_Document passage:_

:::

On a Sunday morning in the middle of March, Lester Young was found dead in a shabby New York hotel room. For ten hours there was a dispute about the release of his body, pending settlement of a bill for back rent.

When Lester was a member of Count Basie’s band from 1936-1940, he changed the whole concept of saxophone playing in American jazz. He had a small, unforced tone completely at variance with the accepted thick sounds that men like Coleman Hawkins and Chu Berry had imposed on the tenor sax. His ability to improvise was legendary, as in a 1936 Detroit jam session when he blew seventy-six straight choruses on Sweet Sue, lasting over an hour.

My first encounter with Lester was in 1934, when he arrived from Kansas City to replace Coleman Hawkins in the Fletcher Henderson band. He arrived one afternoon at the old Cotton Club, thin, wan, and with a beat-up instrument in a cloth bag. Fletcher had heard him a few months before in Kansas City, and was convinced that he had the musicianship, if not the tone, to set New York on its ear. I will never forget the horrified look on the faces of the Henderson musicians when he stood up for his first solo in the deserted club. Since there was no microphone setup, Young could barely be heard beyond the third row of tables where I was sitting, and it was easy to see the disgusted looks of the other members of the section when he sat down. As for myself, I was so moved by his cool, pure sound that I tried to compensate for the lack of enthusiasm among the band. Of course, it was no use.

It was nearly two more years before I saw Lester again. This time the scene was Kansas City, where Lester reigned supreme on the Basie band-stand at the Reno Club. The nine-piece orchestra, of which he was a part, was probably the most exciting and inventive group in jazz history. Sparked by the rhythm of Jo Jones, Basie, and Walter Page, Lester’s incredible improvising blossomed, and his section work, under the tutelage of Buster Smith, teacher of Charlie Parker and the greatest of Basie’s many first alto men, became increasingly secure.

Basie’s band played at the Reno seven nights a week from 8:00 P.M. to 4:00 A.M., except on Saturdays, when a breakfast dance extended the hours to eight in the morning. For this Young received two dollars more than the weekly scale of fifteen dollars. A diet that varied between gin and marijuana enabled him to sit in after hours at the Sunset with Pete Johnson, and he could also be found playing blues over on Eighteenth Street with the more primitive Everett Johnson.

:::

_Available records:_
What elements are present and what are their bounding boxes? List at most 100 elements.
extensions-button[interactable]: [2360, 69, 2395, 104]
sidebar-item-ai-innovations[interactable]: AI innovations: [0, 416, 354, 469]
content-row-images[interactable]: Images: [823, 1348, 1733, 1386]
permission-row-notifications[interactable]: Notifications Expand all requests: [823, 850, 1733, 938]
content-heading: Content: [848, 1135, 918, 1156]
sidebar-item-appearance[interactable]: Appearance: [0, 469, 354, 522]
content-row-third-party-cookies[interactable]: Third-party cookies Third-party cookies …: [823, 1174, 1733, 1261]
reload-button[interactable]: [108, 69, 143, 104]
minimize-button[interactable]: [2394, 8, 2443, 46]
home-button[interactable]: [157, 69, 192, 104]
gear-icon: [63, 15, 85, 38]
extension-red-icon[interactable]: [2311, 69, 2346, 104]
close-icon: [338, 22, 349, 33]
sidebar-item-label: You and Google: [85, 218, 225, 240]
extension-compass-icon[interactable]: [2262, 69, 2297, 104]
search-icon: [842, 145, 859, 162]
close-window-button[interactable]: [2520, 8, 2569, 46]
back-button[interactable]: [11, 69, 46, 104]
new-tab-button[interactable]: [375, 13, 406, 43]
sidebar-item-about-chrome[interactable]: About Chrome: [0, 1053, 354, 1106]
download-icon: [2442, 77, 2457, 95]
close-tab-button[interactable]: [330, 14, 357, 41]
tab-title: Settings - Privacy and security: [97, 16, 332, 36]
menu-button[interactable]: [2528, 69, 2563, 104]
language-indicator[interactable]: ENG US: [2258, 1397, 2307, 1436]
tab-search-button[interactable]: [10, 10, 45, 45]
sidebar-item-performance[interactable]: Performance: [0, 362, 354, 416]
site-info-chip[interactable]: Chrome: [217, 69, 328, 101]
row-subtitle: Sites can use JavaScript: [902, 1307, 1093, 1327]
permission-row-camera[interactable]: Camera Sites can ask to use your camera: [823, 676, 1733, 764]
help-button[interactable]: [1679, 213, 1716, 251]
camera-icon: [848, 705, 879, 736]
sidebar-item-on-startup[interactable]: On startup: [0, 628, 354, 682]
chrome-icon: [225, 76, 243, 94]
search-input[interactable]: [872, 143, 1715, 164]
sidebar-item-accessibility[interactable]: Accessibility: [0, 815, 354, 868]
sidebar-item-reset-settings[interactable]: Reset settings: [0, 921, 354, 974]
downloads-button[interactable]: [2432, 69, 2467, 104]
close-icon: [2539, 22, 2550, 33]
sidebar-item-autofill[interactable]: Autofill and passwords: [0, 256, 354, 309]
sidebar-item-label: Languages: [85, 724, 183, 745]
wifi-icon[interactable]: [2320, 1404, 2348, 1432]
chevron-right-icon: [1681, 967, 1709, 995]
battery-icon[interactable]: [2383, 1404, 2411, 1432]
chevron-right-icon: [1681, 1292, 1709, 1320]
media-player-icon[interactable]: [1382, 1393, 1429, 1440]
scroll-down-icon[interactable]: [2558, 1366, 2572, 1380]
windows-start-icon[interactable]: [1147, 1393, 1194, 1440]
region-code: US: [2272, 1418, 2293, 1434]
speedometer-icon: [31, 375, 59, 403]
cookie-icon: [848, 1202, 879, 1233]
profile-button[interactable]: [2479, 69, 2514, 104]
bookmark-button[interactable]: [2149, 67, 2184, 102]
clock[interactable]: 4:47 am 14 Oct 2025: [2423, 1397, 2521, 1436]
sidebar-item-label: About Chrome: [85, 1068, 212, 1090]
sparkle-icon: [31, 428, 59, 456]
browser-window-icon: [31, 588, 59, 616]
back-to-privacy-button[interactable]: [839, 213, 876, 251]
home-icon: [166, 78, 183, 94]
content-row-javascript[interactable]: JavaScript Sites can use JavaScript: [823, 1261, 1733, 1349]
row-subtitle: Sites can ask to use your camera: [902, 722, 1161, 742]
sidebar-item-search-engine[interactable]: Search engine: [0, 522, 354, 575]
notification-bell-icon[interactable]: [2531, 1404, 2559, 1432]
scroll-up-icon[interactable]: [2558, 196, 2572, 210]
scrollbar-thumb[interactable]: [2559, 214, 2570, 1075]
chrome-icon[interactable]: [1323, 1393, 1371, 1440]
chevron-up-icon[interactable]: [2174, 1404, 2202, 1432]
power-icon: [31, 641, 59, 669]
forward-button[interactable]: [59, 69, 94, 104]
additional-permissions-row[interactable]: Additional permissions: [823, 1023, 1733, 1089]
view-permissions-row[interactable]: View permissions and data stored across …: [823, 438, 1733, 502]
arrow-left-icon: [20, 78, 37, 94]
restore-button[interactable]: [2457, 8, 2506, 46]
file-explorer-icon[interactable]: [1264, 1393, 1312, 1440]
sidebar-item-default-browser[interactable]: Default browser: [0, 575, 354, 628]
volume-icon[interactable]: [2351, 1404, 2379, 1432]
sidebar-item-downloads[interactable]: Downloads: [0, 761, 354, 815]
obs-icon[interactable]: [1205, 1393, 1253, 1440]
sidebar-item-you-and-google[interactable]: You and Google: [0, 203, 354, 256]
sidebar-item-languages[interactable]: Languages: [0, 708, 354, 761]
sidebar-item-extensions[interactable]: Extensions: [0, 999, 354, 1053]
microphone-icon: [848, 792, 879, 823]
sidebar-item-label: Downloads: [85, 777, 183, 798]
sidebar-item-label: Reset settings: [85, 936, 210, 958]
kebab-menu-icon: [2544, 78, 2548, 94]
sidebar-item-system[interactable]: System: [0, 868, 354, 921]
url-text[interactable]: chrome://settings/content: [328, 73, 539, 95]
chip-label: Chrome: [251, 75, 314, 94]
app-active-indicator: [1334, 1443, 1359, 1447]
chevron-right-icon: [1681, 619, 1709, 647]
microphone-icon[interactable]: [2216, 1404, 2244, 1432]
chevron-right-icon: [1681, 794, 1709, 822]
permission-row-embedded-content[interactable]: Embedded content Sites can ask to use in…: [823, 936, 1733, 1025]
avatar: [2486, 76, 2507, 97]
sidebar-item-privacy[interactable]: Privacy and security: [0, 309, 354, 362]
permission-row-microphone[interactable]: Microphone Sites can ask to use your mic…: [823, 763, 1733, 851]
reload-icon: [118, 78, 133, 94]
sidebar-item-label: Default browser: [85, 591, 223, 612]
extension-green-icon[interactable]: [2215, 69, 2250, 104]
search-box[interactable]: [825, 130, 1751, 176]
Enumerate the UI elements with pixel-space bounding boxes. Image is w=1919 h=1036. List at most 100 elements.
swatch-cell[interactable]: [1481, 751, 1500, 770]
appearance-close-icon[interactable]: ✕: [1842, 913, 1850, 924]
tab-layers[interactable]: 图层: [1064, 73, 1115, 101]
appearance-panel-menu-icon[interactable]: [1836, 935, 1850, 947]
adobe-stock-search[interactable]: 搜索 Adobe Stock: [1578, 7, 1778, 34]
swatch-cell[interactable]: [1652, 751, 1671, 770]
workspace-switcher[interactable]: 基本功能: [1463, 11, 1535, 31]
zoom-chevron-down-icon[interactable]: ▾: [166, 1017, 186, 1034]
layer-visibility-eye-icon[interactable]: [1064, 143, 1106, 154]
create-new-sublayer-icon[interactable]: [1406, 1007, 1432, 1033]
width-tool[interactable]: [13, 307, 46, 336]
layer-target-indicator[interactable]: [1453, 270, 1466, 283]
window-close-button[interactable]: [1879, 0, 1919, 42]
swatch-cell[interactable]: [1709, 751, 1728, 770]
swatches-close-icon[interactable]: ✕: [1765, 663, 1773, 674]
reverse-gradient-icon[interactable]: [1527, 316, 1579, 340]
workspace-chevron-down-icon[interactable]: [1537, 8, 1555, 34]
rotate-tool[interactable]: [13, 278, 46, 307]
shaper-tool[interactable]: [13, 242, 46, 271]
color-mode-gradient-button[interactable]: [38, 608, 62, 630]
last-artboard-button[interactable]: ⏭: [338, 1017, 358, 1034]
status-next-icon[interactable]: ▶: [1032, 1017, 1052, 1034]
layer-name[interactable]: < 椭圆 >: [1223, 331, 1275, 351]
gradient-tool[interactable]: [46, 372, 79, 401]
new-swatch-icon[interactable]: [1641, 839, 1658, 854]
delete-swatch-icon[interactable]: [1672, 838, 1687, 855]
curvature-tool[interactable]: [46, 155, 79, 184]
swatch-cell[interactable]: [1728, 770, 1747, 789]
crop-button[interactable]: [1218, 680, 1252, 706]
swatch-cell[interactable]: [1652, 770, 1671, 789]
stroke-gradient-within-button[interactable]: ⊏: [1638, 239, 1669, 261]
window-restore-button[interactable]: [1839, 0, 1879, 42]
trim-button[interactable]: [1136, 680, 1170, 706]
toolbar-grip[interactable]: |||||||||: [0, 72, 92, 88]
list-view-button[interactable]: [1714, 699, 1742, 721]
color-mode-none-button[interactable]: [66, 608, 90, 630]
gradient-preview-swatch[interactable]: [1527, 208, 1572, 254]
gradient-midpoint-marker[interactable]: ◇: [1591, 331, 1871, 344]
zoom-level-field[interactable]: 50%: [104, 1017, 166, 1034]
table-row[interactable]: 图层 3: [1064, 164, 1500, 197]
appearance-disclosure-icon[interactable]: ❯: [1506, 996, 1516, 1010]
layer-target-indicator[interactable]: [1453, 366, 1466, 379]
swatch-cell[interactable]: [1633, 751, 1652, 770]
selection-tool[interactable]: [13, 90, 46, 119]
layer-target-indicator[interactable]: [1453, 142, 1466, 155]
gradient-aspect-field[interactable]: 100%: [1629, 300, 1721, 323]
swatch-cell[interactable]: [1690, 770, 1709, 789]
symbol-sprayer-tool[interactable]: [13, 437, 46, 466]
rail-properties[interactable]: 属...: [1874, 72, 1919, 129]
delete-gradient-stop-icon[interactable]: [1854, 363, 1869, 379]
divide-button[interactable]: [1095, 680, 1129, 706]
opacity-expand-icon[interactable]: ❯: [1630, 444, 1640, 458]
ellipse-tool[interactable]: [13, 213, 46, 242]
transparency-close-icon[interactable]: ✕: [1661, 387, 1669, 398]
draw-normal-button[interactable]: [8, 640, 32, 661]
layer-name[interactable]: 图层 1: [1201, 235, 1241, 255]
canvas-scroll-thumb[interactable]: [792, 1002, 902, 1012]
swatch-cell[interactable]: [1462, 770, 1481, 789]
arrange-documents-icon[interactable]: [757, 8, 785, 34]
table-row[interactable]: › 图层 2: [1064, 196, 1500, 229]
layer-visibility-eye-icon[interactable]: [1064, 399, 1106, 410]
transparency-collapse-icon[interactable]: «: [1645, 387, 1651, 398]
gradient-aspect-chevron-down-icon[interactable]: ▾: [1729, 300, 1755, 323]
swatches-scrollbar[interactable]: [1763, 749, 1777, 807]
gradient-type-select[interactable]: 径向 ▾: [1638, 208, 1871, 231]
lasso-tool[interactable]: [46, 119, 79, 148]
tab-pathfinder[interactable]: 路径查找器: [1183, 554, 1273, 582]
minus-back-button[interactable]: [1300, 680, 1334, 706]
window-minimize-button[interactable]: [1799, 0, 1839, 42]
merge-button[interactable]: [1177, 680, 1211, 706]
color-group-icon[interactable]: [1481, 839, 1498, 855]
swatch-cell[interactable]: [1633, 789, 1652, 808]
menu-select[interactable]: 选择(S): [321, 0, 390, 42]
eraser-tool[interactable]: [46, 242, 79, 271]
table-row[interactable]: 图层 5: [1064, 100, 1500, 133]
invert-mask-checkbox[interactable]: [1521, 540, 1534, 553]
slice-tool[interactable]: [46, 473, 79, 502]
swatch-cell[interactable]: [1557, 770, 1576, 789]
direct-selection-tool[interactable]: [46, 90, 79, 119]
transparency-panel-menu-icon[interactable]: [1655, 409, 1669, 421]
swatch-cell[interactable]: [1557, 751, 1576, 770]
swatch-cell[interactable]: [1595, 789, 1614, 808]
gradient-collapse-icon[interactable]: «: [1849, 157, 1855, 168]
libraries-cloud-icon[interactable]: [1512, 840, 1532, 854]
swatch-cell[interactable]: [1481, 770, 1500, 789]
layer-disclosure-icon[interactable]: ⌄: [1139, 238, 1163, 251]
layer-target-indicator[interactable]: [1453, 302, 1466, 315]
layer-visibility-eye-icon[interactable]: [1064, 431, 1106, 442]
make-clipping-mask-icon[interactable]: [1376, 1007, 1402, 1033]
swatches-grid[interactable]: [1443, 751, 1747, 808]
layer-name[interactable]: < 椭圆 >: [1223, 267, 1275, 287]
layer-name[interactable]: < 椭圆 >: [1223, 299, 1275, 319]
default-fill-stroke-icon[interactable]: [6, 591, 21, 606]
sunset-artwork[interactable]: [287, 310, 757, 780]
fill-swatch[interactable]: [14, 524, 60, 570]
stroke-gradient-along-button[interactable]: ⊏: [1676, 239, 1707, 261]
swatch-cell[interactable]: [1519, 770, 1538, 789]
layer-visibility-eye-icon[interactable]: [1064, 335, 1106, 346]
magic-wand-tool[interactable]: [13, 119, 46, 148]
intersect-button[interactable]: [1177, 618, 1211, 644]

:::

_Task 1:_
Name every city mentioned in the passage about Lester Young.
_Task 2:_
Reproduce the rows from their first line through the line containing "1348, 1733, 1386]", substituting "clickable" for every "interactable" and changing nothing else.

_Exercise solution 1:_
New York
Detroit
Kansas City

_Exercise solution 2:_
What elements are present and what are their bounding boxes? List at most 100 elements.
extensions-button[clickable]: [2360, 69, 2395, 104]
sidebar-item-ai-innovations[clickable]: AI innovations: [0, 416, 354, 469]
content-row-images[clickable]: Images: [823, 1348, 1733, 1386]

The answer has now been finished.